== AIM OF THE TASK ==
Without altering anything, output the material below.

== TASK MATERIAL ==
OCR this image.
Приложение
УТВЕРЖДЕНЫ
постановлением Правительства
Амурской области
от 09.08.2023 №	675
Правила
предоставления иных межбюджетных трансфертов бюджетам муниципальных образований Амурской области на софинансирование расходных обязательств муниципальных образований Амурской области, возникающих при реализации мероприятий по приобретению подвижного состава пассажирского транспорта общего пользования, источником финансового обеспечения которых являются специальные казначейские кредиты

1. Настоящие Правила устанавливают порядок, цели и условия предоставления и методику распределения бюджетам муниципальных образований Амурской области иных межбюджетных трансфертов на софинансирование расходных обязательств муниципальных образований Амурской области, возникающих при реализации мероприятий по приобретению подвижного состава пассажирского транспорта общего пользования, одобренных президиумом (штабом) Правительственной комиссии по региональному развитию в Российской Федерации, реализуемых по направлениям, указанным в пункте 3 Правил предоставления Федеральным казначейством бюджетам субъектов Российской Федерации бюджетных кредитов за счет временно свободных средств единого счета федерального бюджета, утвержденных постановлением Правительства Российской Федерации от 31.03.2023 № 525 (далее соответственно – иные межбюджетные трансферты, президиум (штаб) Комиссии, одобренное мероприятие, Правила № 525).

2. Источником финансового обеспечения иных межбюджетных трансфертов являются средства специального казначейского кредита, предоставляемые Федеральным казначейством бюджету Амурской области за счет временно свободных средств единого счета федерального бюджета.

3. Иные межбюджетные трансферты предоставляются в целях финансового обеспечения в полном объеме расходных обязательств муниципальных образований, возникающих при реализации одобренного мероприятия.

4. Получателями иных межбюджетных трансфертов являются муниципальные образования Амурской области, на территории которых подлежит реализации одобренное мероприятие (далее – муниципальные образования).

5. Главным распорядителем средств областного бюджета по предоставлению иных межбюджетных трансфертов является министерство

== WRITTEN RESPONSE ==
OCR this image.
Приложение
УТВЕРЖДЕНЫ
постановлением Правительства
Амурской области
от 09.08.2023 №	675
Правила
предоставления иных межбюджетных трансфертов бюджетам муниципальных образований Амурской области на софинансирование расходных обязательств муниципальных образований Амурской области, возникающих при реализации мероприятий по приобретению подвижного состава пассажирского транспорта общего пользования, источником финансового обеспечения которых являются специальные казначейские кредиты

1. Настоящие Правила устанавливают порядок, цели и условия предоставления и методику распределения бюджетам муниципальных образований Амурской области иных межбюджетных трансфертов на софинансирование расходных обязательств муниципальных образований Амурской области, возникающих при реализации мероприятий по приобретению подвижного состава пассажирского транспорта общего пользования, одобренных президиумом (штабом) Правительственной комиссии по региональному развитию в Российской Федерации, реализуемых по направлениям, указанным в пункте 3 Правил предоставления Федеральным казначейством бюджетам субъектов Российской Федерации бюджетных кредитов за счет временно свободных средств единого счета федерального бюджета, утвержденных постановлением Правительства Российской Федерации от 31.03.2023 № 525 (далее соответственно – иные межбюджетные трансферты, президиум (штаб) Комиссии, одобренное мероприятие, Правила № 525).

2. Источником финансового обеспечения иных межбюджетных трансфертов являются средства специального казначейского кредита, предоставляемые Федеральным казначейством бюджету Амурской области за счет временно свободных средств единого счета федерального бюджета.

3. Иные межбюджетные трансферты предоставляются в целях финансового обеспечения в полном объеме расходных обязательств муниципальных образований, возникающих при реализации одобренного мероприятия.

4. Получателями иных межбюджетных трансфертов являются муниципальные образования Амурской области, на территории которых подлежит реализации одобренное мероприятие (далее – муниципальные образования).

5. Главным распорядителем средств областного бюджета по предоставлению иных межбюджетных трансфертов является министерство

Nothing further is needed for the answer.